**DOCUMENT SECTION**:
5. The performance degradation due to nonlinear phase noise is referred to as _____________
a) Munich effect
b) Linear bipolar effect
c) Gordon Mollenauer effect
d) Delta effect
Answer: c
Explanation: The phase noise is a variant due to the RZ signal. The nonlinear phase noise causes severe performance degradation in terms of bandwidth and frequency.

6. ______________ facilitates the doubling of the feasible spectral efficiency through the transmission of independent information in each of the two orthogonal polarizations.
a) WDM
b) Gordon Mollenauer effect
c) EDFA control
d) POLMUX
Answer: d
Explanation: POLMUX is abbreviated as Polarization multiplexing. It provides a different approach to the multilevel modulation. It requires polarization control at the receiver side.

7. ____________ is a transparent multiplexing technique.
a) POLMUX
b) PDM
c) WDM
d) Munich
Answer: a
Explanation: It is a transparent technique as it is not dominated by polarization mode dispersion or polarization-dependant loss. It provides many advantages to the multilevel modulation format in comparison to the non-POLMUX signals at the same data rate.

8. Which of the following is not a drawback of POLMUX?
a) Polarization-sensitive detection at the receiver
b) Receiver complexity
c) Cross-polarization nonlinearities
d) Multilevel modulation
Answer: d
Explanation: The drawbacks of the POLMUX include receiver complexity, polarization sensitivity at the receiver side and the cross polarization nonlinearities. It is advantageous to the multilevel modulation scheme.

**PROVIDED RECORDS**:
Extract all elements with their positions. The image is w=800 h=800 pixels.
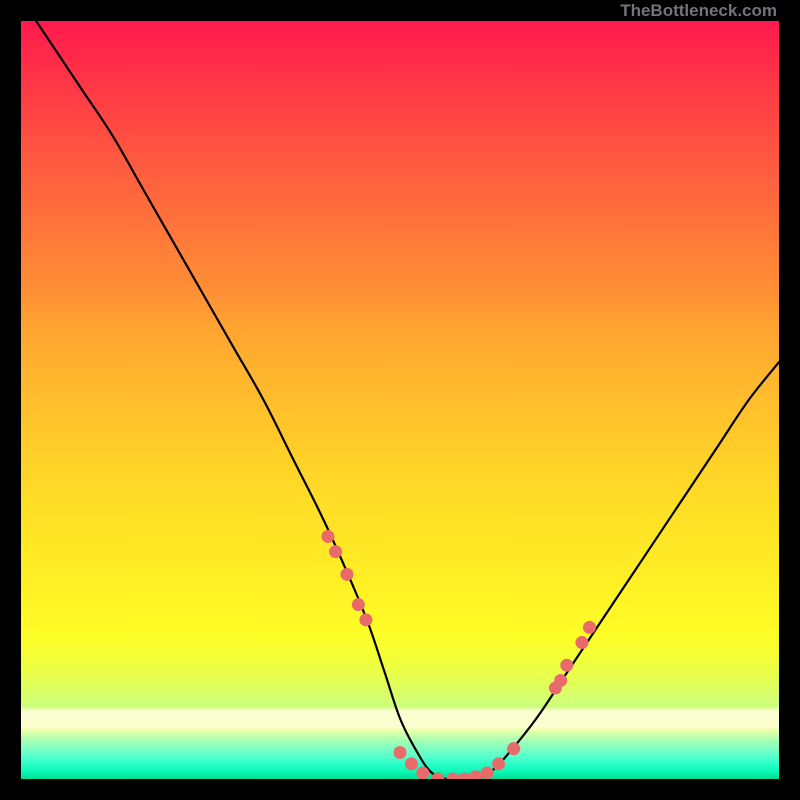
highlight-dot — [583, 621, 596, 634]
highlight-dot — [340, 568, 353, 581]
highlight-dot — [321, 530, 334, 543]
highlight-dot — [575, 636, 588, 649]
highlight-dot — [492, 757, 505, 770]
highlight-dot — [394, 746, 407, 759]
highlight-dot — [329, 545, 342, 558]
bottleneck-curve — [36, 21, 779, 779]
highlight-dot — [554, 674, 567, 687]
highlight-dot — [469, 770, 482, 779]
highlight-dot — [359, 613, 372, 626]
highlight-dot — [458, 773, 471, 780]
watermark-text: TheBottleneck.com — [620, 1, 777, 21]
plot-area — [21, 21, 779, 779]
highlight-dot — [507, 742, 520, 755]
highlight-dot — [481, 766, 494, 779]
highlight-dot — [405, 757, 418, 770]
highlight-dot — [352, 598, 365, 611]
highlight-dot — [416, 766, 429, 779]
highlight-dot — [560, 659, 573, 672]
highlight-dot — [447, 773, 460, 780]
chart-svg — [21, 21, 779, 779]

**PROBLEMS TO WORK ON**:
**a.** According to the optical transmission quiz, what is POLMUX short for?
**b.** Find every line of the entries that contains the string "watermark".

**EXERCISE RESPONSES**:
**a.** Polarization multiplexing.

**b.**
watermark-text: TheBottleneck.com — [620, 1, 777, 21]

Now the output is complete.